Entries shown.
============
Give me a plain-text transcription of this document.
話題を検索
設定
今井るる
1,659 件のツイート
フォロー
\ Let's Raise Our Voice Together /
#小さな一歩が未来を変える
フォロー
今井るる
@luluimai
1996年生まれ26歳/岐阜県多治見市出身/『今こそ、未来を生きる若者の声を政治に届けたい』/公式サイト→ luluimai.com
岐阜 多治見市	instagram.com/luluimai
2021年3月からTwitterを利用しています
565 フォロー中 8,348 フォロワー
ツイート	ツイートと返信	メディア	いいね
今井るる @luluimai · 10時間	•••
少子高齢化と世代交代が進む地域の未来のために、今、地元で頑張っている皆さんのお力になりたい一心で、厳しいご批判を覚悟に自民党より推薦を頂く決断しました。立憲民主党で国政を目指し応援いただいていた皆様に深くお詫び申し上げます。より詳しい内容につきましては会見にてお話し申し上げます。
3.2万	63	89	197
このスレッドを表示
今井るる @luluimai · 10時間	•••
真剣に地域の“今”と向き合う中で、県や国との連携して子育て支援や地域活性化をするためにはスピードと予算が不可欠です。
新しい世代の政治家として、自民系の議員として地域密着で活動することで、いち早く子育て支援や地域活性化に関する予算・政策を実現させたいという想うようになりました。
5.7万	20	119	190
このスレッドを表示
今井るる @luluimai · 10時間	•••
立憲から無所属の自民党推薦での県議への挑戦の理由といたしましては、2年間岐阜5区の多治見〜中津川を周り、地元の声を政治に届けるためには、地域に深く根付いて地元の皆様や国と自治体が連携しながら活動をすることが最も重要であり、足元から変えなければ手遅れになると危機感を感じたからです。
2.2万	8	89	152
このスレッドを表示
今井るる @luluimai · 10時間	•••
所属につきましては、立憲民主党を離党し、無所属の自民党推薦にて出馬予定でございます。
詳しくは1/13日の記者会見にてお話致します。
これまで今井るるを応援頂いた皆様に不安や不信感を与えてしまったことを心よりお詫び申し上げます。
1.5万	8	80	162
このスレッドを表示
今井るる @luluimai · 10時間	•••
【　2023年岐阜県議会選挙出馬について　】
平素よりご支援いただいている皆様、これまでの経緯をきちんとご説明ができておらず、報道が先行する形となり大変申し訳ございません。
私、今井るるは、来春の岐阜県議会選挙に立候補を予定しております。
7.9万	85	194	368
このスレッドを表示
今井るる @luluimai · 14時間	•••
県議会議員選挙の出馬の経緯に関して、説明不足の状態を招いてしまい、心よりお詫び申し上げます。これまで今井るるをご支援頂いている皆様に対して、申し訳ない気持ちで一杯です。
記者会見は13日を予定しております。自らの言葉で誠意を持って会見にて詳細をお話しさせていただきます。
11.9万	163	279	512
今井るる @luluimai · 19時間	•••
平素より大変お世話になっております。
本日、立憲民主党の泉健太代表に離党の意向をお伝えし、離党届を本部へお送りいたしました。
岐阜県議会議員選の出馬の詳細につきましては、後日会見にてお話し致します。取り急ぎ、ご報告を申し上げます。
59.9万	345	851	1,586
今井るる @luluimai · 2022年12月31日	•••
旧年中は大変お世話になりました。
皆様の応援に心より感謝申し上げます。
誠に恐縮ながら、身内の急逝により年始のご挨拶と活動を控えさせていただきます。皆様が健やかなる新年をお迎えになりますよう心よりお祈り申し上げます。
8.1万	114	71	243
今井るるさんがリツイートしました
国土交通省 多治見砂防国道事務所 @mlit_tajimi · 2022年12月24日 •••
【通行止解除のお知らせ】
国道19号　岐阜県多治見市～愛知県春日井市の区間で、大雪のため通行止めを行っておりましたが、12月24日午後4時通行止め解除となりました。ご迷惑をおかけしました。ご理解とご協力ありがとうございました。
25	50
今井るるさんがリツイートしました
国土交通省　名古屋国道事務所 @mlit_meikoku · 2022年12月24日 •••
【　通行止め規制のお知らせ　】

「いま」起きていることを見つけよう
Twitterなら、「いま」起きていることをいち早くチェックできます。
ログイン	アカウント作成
============
Instruction. Output an exact copy of each record.

Solution to this task.
Give me a plain-text transcription of this document.
話題を検索
設定
今井るる
1,659 件のツイート
フォロー
\ Let's Raise Our Voice Together /
#小さな一歩が未来を変える
フォロー
今井るる
@luluimai
1996年生まれ26歳/岐阜県多治見市出身/『今こそ、未来を生きる若者の声を政治に届けたい』/公式サイト→ luluimai.com
岐阜 多治見市	instagram.com/luluimai
2021年3月からTwitterを利用しています
565 フォロー中 8,348 フォロワー
ツイート	ツイートと返信	メディア	いいね
今井るる @luluimai · 10時間	•••
少子高齢化と世代交代が進む地域の未来のために、今、地元で頑張っている皆さんのお力になりたい一心で、厳しいご批判を覚悟に自民党より推薦を頂く決断しました。立憲民主党で国政を目指し応援いただいていた皆様に深くお詫び申し上げます。より詳しい内容につきましては会見にてお話し申し上げます。
3.2万	63	89	197
このスレッドを表示
今井るる @luluimai · 10時間	•••
真剣に地域の“今”と向き合う中で、県や国との連携して子育て支援や地域活性化をするためにはスピードと予算が不可欠です。
新しい世代の政治家として、自民系の議員として地域密着で活動することで、いち早く子育て支援や地域活性化に関する予算・政策を実現させたいという想うようになりました。
5.7万	20	119	190
このスレッドを表示
今井るる @luluimai · 10時間	•••
立憲から無所属の自民党推薦での県議への挑戦の理由といたしましては、2年間岐阜5区の多治見〜中津川を周り、地元の声を政治に届けるためには、地域に深く根付いて地元の皆様や国と自治体が連携しながら活動をすることが最も重要であり、足元から変えなければ手遅れになると危機感を感じたからです。
2.2万	8	89	152
このスレッドを表示
今井るる @luluimai · 10時間	•••
所属につきましては、立憲民主党を離党し、無所属の自民党推薦にて出馬予定でございます。
詳しくは1/13日の記者会見にてお話致します。
これまで今井るるを応援頂いた皆様に不安や不信感を与えてしまったことを心よりお詫び申し上げます。
1.5万	8	80	162
このスレッドを表示
今井るる @luluimai · 10時間	•••
【　2023年岐阜県議会選挙出馬について　】
平素よりご支援いただいている皆様、これまでの経緯をきちんとご説明ができておらず、報道が先行する形となり大変申し訳ございません。
私、今井るるは、来春の岐阜県議会選挙に立候補を予定しております。
7.9万	85	194	368
このスレッドを表示
今井るる @luluimai · 14時間	•••
県議会議員選挙の出馬の経緯に関して、説明不足の状態を招いてしまい、心よりお詫び申し上げます。これまで今井るるをご支援頂いている皆様に対して、申し訳ない気持ちで一杯です。
記者会見は13日を予定しております。自らの言葉で誠意を持って会見にて詳細をお話しさせていただきます。
11.9万	163	279	512
今井るる @luluimai · 19時間	•••
平素より大変お世話になっております。
本日、立憲民主党の泉健太代表に離党の意向をお伝えし、離党届を本部へお送りいたしました。
岐阜県議会議員選の出馬の詳細につきましては、後日会見にてお話し致します。取り急ぎ、ご報告を申し上げます。
59.9万	345	851	1,586
今井るる @luluimai · 2022年12月31日	•••
旧年中は大変お世話になりました。
皆様の応援に心より感謝申し上げます。
誠に恐縮ながら、身内の急逝により年始のご挨拶と活動を控えさせていただきます。皆様が健やかなる新年をお迎えになりますよう心よりお祈り申し上げます。
8.1万	114	71	243
今井るるさんがリツイートしました
国土交通省 多治見砂防国道事務所 @mlit_tajimi · 2022年12月24日 •••
【通行止解除のお知らせ】
国道19号　岐阜県多治見市～愛知県春日井市の区間で、大雪のため通行止めを行っておりましたが、12月24日午後4時通行止め解除となりました。ご迷惑をおかけしました。ご理解とご協力ありがとうございました。
25	50
今井るるさんがリツイートしました
国土交通省　名古屋国道事務所 @mlit_meikoku · 2022年12月24日 •••
【　通行止め規制のお知らせ　】

「いま」起きていることを見つけよう
Twitterなら、「いま」起きていることをいち早くチェックできます。
ログイン	アカウント作成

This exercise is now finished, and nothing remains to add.